Aim of the exercise >> Transcribe each line exactly.

Input data >>
══════════

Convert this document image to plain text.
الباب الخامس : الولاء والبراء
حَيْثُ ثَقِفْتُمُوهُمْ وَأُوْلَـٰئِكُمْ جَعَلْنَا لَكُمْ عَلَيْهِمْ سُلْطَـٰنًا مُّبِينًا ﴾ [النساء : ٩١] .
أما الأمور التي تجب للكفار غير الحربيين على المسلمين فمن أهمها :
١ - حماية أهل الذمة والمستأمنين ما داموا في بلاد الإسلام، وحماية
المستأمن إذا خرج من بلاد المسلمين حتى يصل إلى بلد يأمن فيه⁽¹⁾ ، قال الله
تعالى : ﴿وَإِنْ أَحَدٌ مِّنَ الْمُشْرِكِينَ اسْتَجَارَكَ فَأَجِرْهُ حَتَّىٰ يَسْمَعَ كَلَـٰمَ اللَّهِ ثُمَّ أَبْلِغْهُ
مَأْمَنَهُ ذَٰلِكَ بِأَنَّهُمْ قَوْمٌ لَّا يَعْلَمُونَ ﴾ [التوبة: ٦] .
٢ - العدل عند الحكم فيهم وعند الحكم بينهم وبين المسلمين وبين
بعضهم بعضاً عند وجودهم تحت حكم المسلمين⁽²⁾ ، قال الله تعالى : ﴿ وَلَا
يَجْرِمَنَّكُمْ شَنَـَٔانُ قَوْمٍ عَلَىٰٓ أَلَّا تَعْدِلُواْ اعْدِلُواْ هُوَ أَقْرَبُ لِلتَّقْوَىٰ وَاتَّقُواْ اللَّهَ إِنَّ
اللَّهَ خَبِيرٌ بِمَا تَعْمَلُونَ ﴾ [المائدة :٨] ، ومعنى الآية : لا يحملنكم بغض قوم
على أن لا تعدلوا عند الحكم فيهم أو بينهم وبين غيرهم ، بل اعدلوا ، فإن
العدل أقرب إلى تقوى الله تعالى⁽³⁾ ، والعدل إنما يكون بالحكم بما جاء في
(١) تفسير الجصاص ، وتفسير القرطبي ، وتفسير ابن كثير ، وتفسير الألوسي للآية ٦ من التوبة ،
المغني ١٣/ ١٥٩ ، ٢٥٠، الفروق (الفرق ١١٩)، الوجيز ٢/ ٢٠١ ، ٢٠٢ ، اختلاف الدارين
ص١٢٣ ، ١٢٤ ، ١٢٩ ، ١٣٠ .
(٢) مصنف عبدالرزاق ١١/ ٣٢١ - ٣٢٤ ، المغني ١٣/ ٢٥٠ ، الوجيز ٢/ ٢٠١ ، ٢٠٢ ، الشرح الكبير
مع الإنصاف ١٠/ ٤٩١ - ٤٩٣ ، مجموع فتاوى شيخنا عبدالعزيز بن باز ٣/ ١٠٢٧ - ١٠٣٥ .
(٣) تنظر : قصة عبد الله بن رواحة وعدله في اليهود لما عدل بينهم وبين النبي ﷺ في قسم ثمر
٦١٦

══════════

Response for this exercise >>
Convert this document image to plain text.
الباب الخامس : الولاء والبراء
حَيْثُ ثَقِفْتُمُوهُمْ وَأُوْلَـٰئِكُمْ جَعَلْنَا لَكُمْ عَلَيْهِمْ سُلْطَـٰنًا مُّبِينًا ﴾ [النساء : ٩١] .
أما الأمور التي تجب للكفار غير الحربيين على المسلمين فمن أهمها :
١ - حماية أهل الذمة والمستأمنين ما داموا في بلاد الإسلام، وحماية
المستأمن إذا خرج من بلاد المسلمين حتى يصل إلى بلد يأمن فيه⁽¹⁾ ، قال الله
تعالى : ﴿وَإِنْ أَحَدٌ مِّنَ الْمُشْرِكِينَ اسْتَجَارَكَ فَأَجِرْهُ حَتَّىٰ يَسْمَعَ كَلَـٰمَ اللَّهِ ثُمَّ أَبْلِغْهُ
مَأْمَنَهُ ذَٰلِكَ بِأَنَّهُمْ قَوْمٌ لَّا يَعْلَمُونَ ﴾ [التوبة: ٦] .
٢ - العدل عند الحكم فيهم وعند الحكم بينهم وبين المسلمين وبين
بعضهم بعضاً عند وجودهم تحت حكم المسلمين⁽²⁾ ، قال الله تعالى : ﴿ وَلَا
يَجْرِمَنَّكُمْ شَنَـَٔانُ قَوْمٍ عَلَىٰٓ أَلَّا تَعْدِلُواْ اعْدِلُواْ هُوَ أَقْرَبُ لِلتَّقْوَىٰ وَاتَّقُواْ اللَّهَ إِنَّ
اللَّهَ خَبِيرٌ بِمَا تَعْمَلُونَ ﴾ [المائدة :٨] ، ومعنى الآية : لا يحملنكم بغض قوم
على أن لا تعدلوا عند الحكم فيهم أو بينهم وبين غيرهم ، بل اعدلوا ، فإن
العدل أقرب إلى تقوى الله تعالى⁽³⁾ ، والعدل إنما يكون بالحكم بما جاء في
(١) تفسير الجصاص ، وتفسير القرطبي ، وتفسير ابن كثير ، وتفسير الألوسي للآية ٦ من التوبة ،
المغني ١٣/ ١٥٩ ، ٢٥٠، الفروق (الفرق ١١٩)، الوجيز ٢/ ٢٠١ ، ٢٠٢ ، اختلاف الدارين
ص١٢٣ ، ١٢٤ ، ١٢٩ ، ١٣٠ .
(٢) مصنف عبدالرزاق ١١/ ٣٢١ - ٣٢٤ ، المغني ١٣/ ٢٥٠ ، الوجيز ٢/ ٢٠١ ، ٢٠٢ ، الشرح الكبير
مع الإنصاف ١٠/ ٤٩١ - ٤٩٣ ، مجموع فتاوى شيخنا عبدالعزيز بن باز ٣/ ١٠٢٧ - ١٠٣٥ .
(٣) تنظر : قصة عبد الله بن رواحة وعدله في اليهود لما عدل بينهم وبين النبي ﷺ في قسم ثمر
٦١٦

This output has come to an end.